* [Aim of the exercise] From the listing below, copy every line with the word "name".

┌─ Entries

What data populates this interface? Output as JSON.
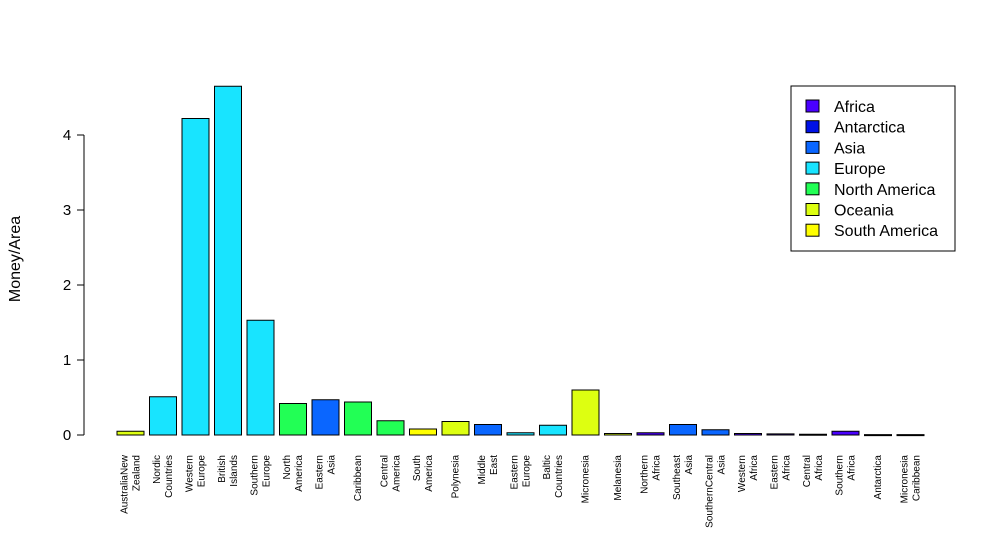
{
  "chart_data": {
    "type": "bar",
    "title": "",
    "xlabel": "",
    "ylabel": "Money/Area",
    "ylim": [
      0,
      4.7
    ],
    "yticks": [
      0,
      1,
      2,
      3,
      4
    ],
    "grid": false,
    "legend_position": "top-right",
    "categories": [
      {
        "lines": [
          "AustraliaNew",
          "Zealand"
        ],
        "value": 0.05,
        "group": "Oceania"
      },
      {
        "lines": [
          "Nordic",
          "Countries"
        ],
        "value": 0.51,
        "group": "Europe"
      },
      {
        "lines": [
          "Western",
          "Europe"
        ],
        "value": 4.22,
        "group": "Europe"
      },
      {
        "lines": [
          "British",
          "Islands"
        ],
        "value": 4.65,
        "group": "Europe"
      },
      {
        "lines": [
          "Southern",
          "Europe"
        ],
        "value": 1.53,
        "group": "Europe"
      },
      {
        "lines": [
          "North",
          "America"
        ],
        "value": 0.42,
        "group": "North America"
      },
      {
        "lines": [
          "Eastern",
          "Asia"
        ],
        "value": 0.47,
        "group": "Asia"
      },
      {
        "lines": [
          "Caribbean"
        ],
        "value": 0.44,
        "group": "North America"
      },
      {
        "lines": [
          "Central",
          "America"
        ],
        "value": 0.19,
        "group": "North America"
      },
      {
        "lines": [
          "South",
          "America"
        ],
        "value": 0.08,
        "group": "South America"
      },
      {
        "lines": [
          "Polynesia"
        ],
        "value": 0.18,
        "group": "Oceania"
      },
      {
        "lines": [
          "Middle",
          "East"
        ],
        "value": 0.14,
        "group": "Asia"
      },
      {
        "lines": [
          "Eastern",
          "Europe"
        ],
        "value": 0.03,
        "group": "Europe"
      },
      {
        "lines": [
          "Baltic",
          "Countries"
        ],
        "value": 0.13,
        "group": "Europe"
      },
      {
        "lines": [
          "Micronesia"
        ],
        "value": 0.6,
        "group": "Oceania"
      },
      {
        "lines": [
          "Melanesia"
        ],
        "value": 0.02,
        "group": "Oceania"
      },
      {
        "lines": [
          "Northern",
          "Africa"
        ],
        "value": 0.03,
        "group": "Africa"
      },
      {
        "lines": [
          "Southeast",
          "Asia"
        ],
        "value": 0.14,
        "group": "Asia"
      },
      {
        "lines": [
          "SouthernCentral",
          "Asia"
        ],
        "value": 0.07,
        "group": "Asia"
      },
      {
        "lines": [
          "Western",
          "Africa"
        ],
        "value": 0.02,
        "group": "Africa"
      },
      {
        "lines": [
          "Eastern",
          "Africa"
        ],
        "value": 0.015,
        "group": "Africa"
      },
      {
        "lines": [
          "Central",
          "Africa"
        ],
        "value": 0.01,
        "group": "Africa"
      },
      {
        "lines": [
          "Southern",
          "Africa"
        ],
        "value": 0.05,
        "group": "Africa"
      },
      {
        "lines": [
          "Antarctica"
        ],
        "value": 0.005,
        "group": "Antarctica"
      },
      {
        "lines": [
          "Micronesia",
          "Caribbean"
        ],
        "value": 0.005,
        "group": "Oceania"
      }
    ],
    "legend": [
      {
        "name": "Africa",
        "color": "#4a00ff"
      },
      {
        "name": "Antarctica",
        "color": "#0011e6"
      },
      {
        "name": "Asia",
        "color": "#0a66ff"
      },
      {
        "name": "Europe",
        "color": "#18e4ff"
      },
      {
        "name": "North America",
        "color": "#22ff55"
      },
      {
        "name": "Oceania",
        "color": "#ddff11"
      },
      {
        "name": "South America",
        "color": "#ffff00"
      }
    ]
  }
}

└─

* [Correct answer]
        "name": "Africa",
        "name": "Antarctica",
        "name": "Asia",
        "name": "Europe",
        "name": "North America",
        "name": "Oceania",
        "name": "South America",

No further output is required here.